>> BEGIN Stored data

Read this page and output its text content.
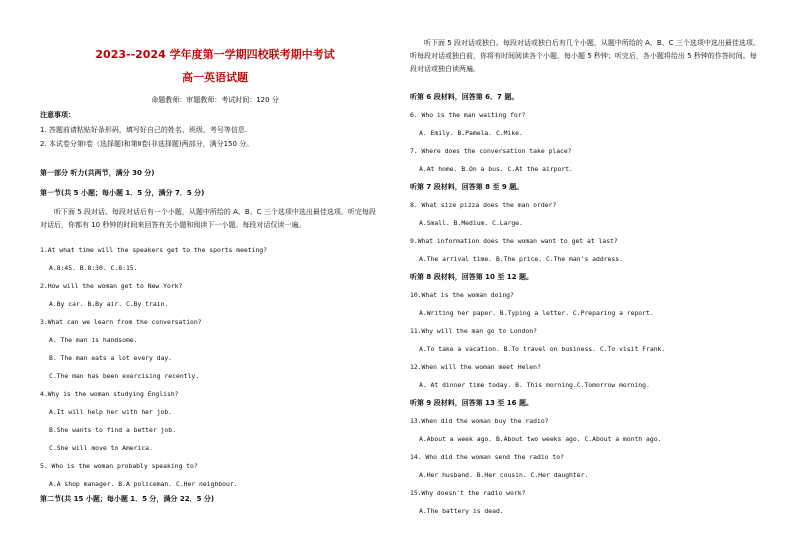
2023--2024 学年度第一学期四校联考期中考试
高一英语试题
命题教师：审题教师：考试时间：120 分
注意事项：
1. 答题前请粘贴好条形码，填写好自己的姓名、班级、考号等信息.
2. 本试卷分第Ⅰ卷（选择题)和第Ⅱ卷(非选择题)两部分，满分150 分。
第一部分 听力(共两节，满分 30 分)
第一节(共 5 小题；每小题 1．5 分，满分 7．5 分)
听下面 5 段对话。每段对话后有一个小题，从题中所给的 A、B、C 三个选项中选出最佳选项。听完每段对话后，你都有 10 秒钟的时间来回答有关小题和阅读下一小题。每段对话仅读一遍。
1.At what time will the speakers get to the sports meeting?
A.8:45. B.8:30. C.8:15.
2.How will the woman get to New York?
A.By car. B.By air. C.By train.
3.What can we learn from the conversation?
A. The man is handsome.
B. The man eats a lot every day.
C.The man has been exercising recently.
4.Why is the woman studying English?
A.It will help her with her job.
B.She wants to find a better job.
C.She will move to America.
5. Who is the woman probably speaking to?
A.A shop manager. B.A policeman. C.Her neighbour.
第二节(共 15 小题；每小题 1．5 分，满分 22．5 分)
听下面 5 段对话或独白。每段对话或独白后有几个小题，从题中所给的 A、B、C 三个选项中选出最佳选项。听每段对话或独白前，你将有时间阅读各个小题，每小题 5 秒钟；听完后，各小题将给出 5 秒钟的作答时间。每段对话或独白读两遍。
听第 6 段材料，回答第 6、7 题。
6. Who is the man waiting for?
A. Emily. B.Pamela. C.Mike.
7. Where does the conversation take place?
A.At home. B.On a bus. C.At the airport.
听第 7 段材料，回答第 8 至 9 题。
8. What size pizza does the man order?
A.Small. B.Medium. C.Large.
9.What information does the woman want to get at last?
A.The arrival time. B.The price. C.The man's address.
听第 8 段材料，回答第 10 至 12 题。
10.What is the woman doing?
A.Writing her paper. B.Typing a letter. C.Preparing a report.
11.Why will the man go to London?
A.To take a vacation. B.To travel on business. C.To visit Frank.
12.When will the woman meet Helen?
A. At dinner time today. B. This morning.C.Tomorrow morning.
听第 9 段材料，回答第 13 至 16 题。
13.When did the woman buy the radio?
A.About a week ago. B.About two weeks ago. C.About a month ago.
14. Who did the woman send the radio to?
A.Her husband. B.Her cousin. C.Her daughter.
15.Why doesn't the radio work?
A.The battery is dead.
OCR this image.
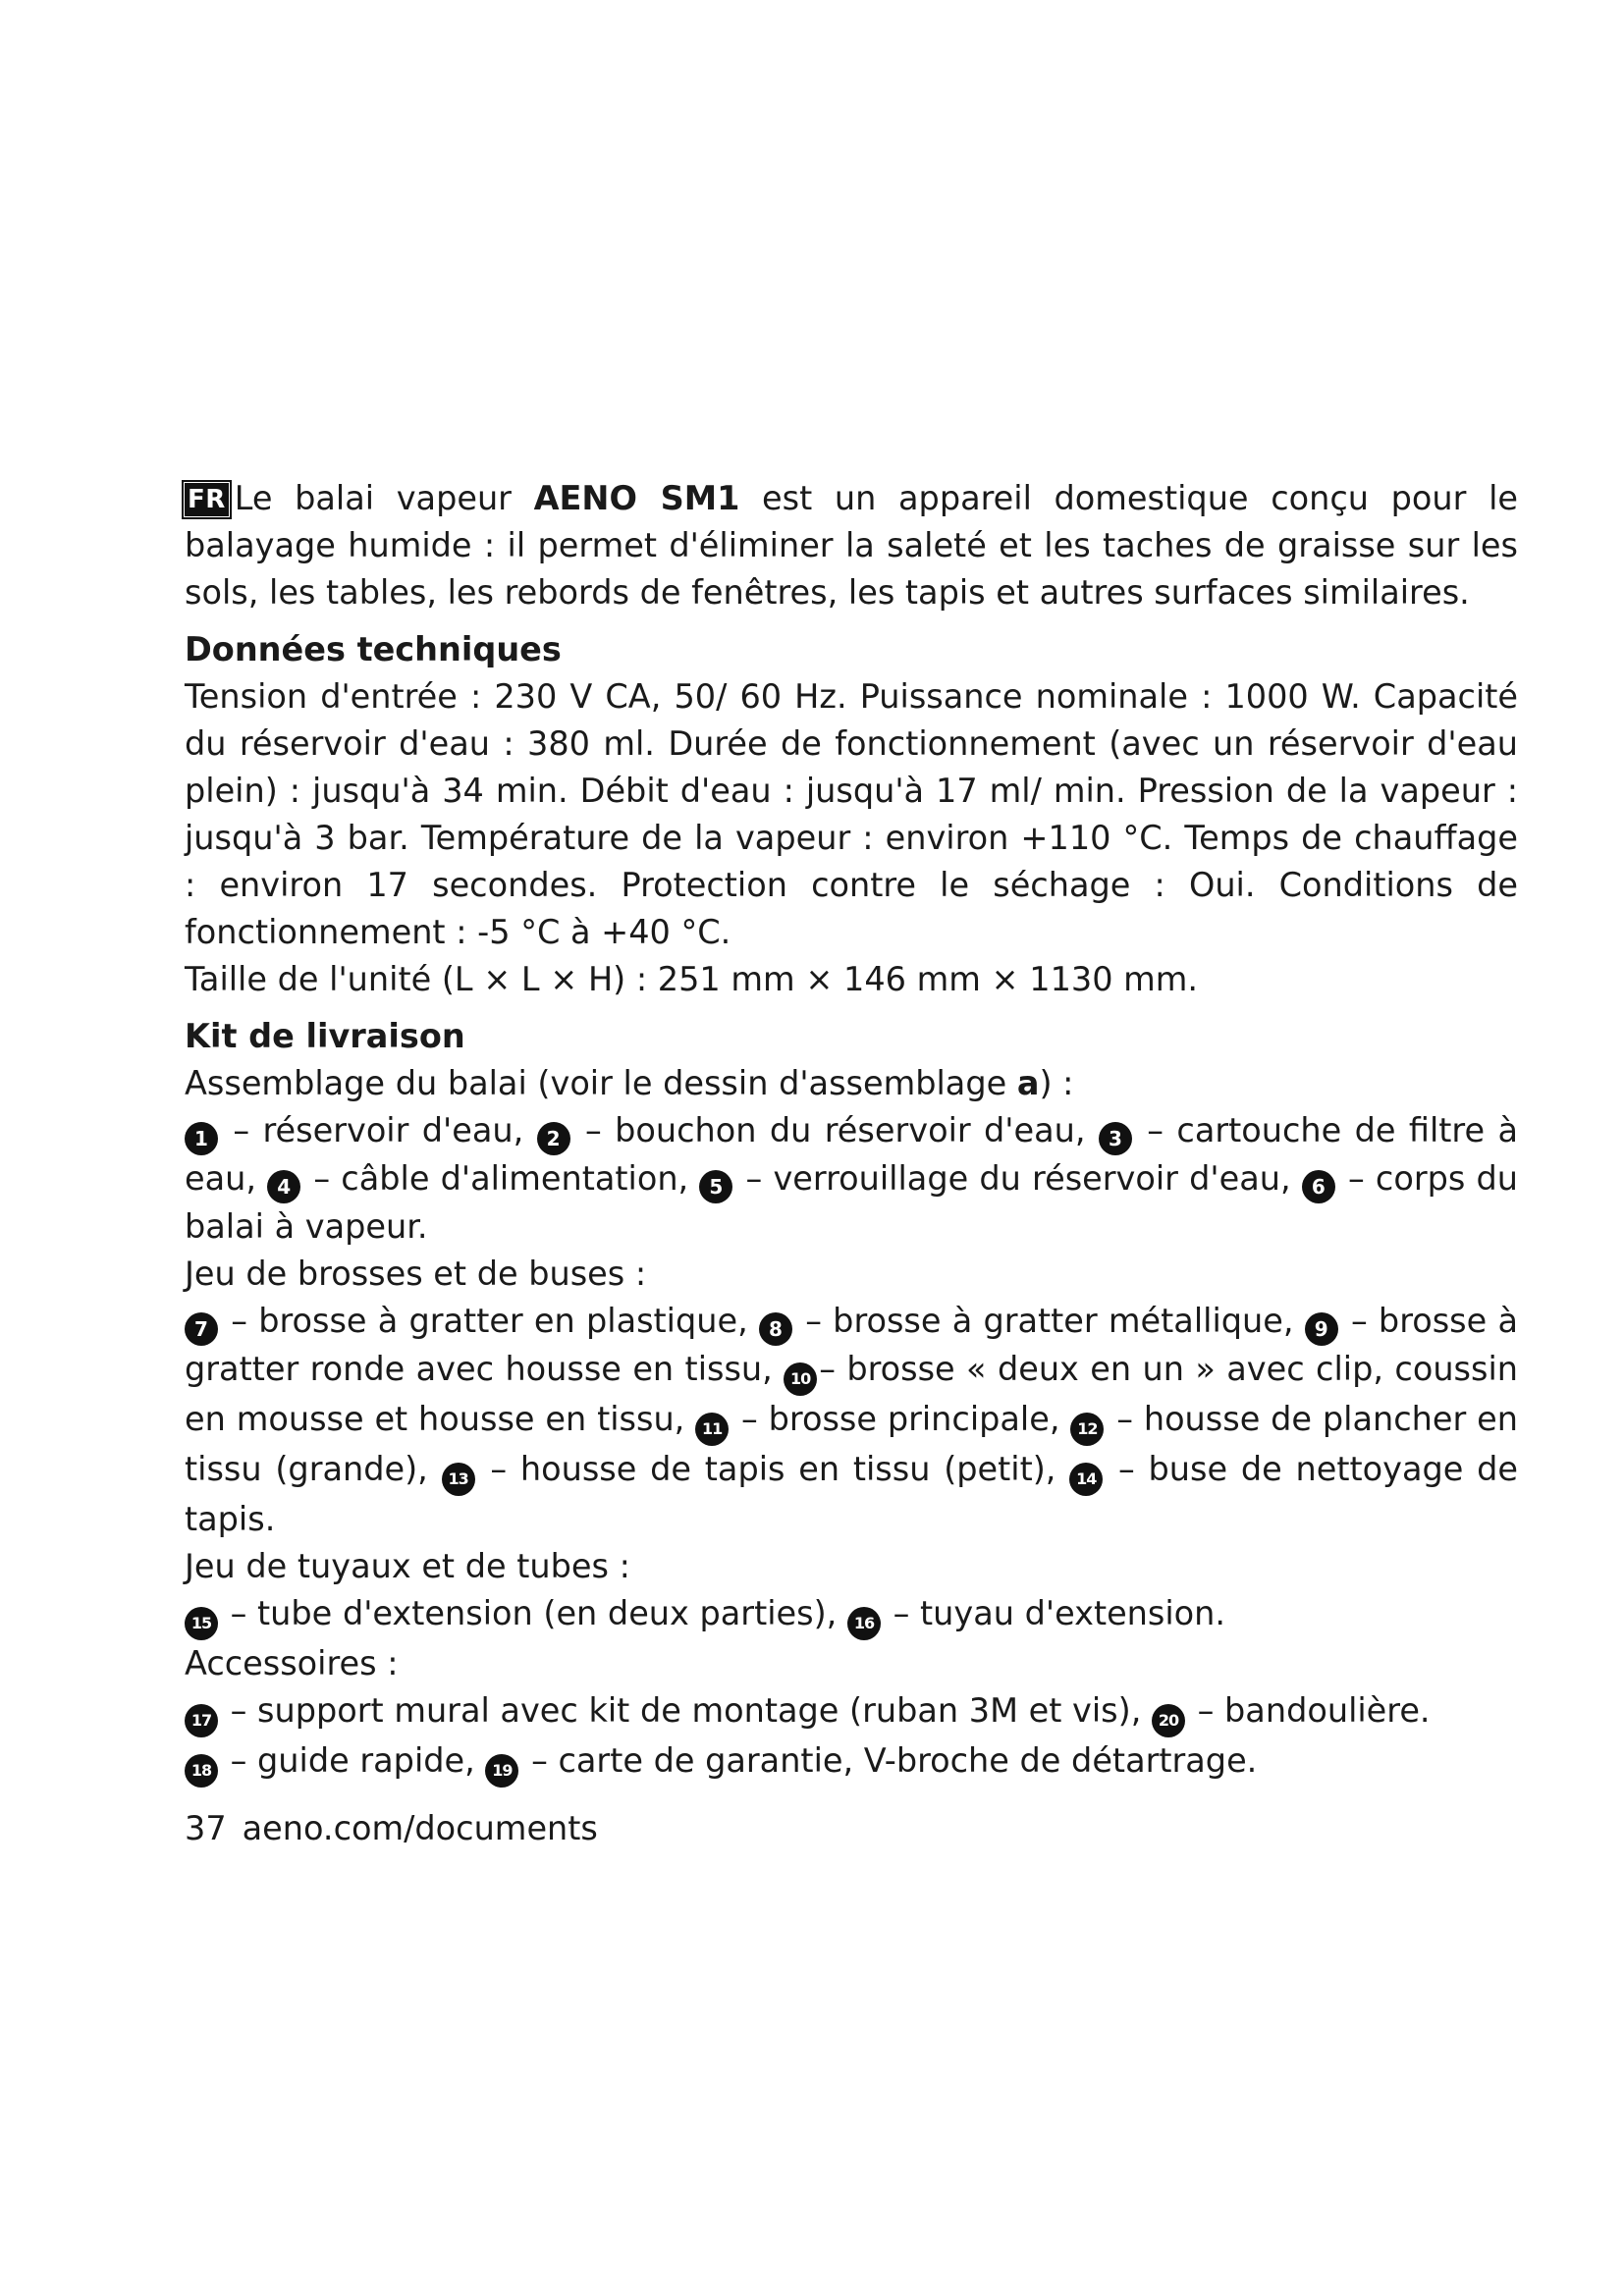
FR Le balai vapeur AENO SM1 est un appareil domestique conçu pour le balayage humide : il permet d'éliminer la saleté et les taches de graisse sur les sols, les tables, les rebords de fenêtres, les tapis et autres surfaces similaires.
Données techniques
Tension d'entrée : 230 V CA, 50/ 60 Hz. Puissance nominale : 1000 W. Capacité du réservoir d'eau : 380 ml. Durée de fonctionnement (avec un réservoir d'eau plein) : jusqu'à 34 min. Débit d'eau : jusqu'à 17 ml/ min. Pression de la vapeur : jusqu'à 3 bar. Température de la vapeur : environ +110 °C. Temps de chauffage : environ 17 secondes. Protection contre le séchage : Oui. Conditions de fonctionnement : -5 °C à +40 °C.
Taille de l'unité (L × L × H) : 251 mm × 146 mm × 1130 mm.
Kit de livraison
Assemblage du balai (voir le dessin d'assemblage a) :
1 – réservoir d'eau, 2 – bouchon du réservoir d'eau, 3 – cartouche de filtre à eau, 4 – câble d'alimentation, 5 – verrouillage du réservoir d'eau, 6 – corps du balai à vapeur.
Jeu de brosses et de buses :
7 – brosse à gratter en plastique, 8 – brosse à gratter métallique, 9 – brosse à gratter ronde avec housse en tissu, 10 – brosse « deux en un » avec clip, coussin en mousse et housse en tissu, 11 – brosse principale, 12 – housse de plancher en tissu (grande), 13 – housse de tapis en tissu (petit), 14 – buse de nettoyage de tapis.
Jeu de tuyaux et de tubes :
15 – tube d'extension (en deux parties), 16 – tuyau d'extension.
Accessoires :
17 – support mural avec kit de montage (ruban 3M et vis), 20 – bandoulière.
18 – guide rapide, 19 – carte de garantie, V-broche de détartrage.
37 aeno.com/documents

>> END Stored data

Identify every line holding the word "avec" and copy it out.

§ In response
Tension d'entrée : 230 V CA, 50/ 60 Hz. Puissance nominale : 1000 W. Capacité du réservoir d'eau : 380 ml. Durée de fonctionnement (avec un réservoir d'eau plein) : jusqu'à 34 min. Débit d'eau : jusqu'à 17 ml/ min. Pression de la vapeur : jusqu'à 3 bar. Température de la vapeur : environ +110 °C. Temps de chauffage : environ 17 secondes. Protection contre le séchage : Oui. Conditions de fonctionnement : -5 °C à +40 °C.
7 – brosse à gratter en plastique, 8 – brosse à gratter métallique, 9 – brosse à gratter ronde avec housse en tissu, 10 – brosse « deux en un » avec clip, coussin en mousse et housse en tissu, 11 – brosse principale, 12 – housse de plancher en tissu (grande), 13 – housse de tapis en tissu (petit), 14 – buse de nettoyage de tapis.
17 – support mural avec kit de montage (ruban 3M et vis), 20 – bandoulière.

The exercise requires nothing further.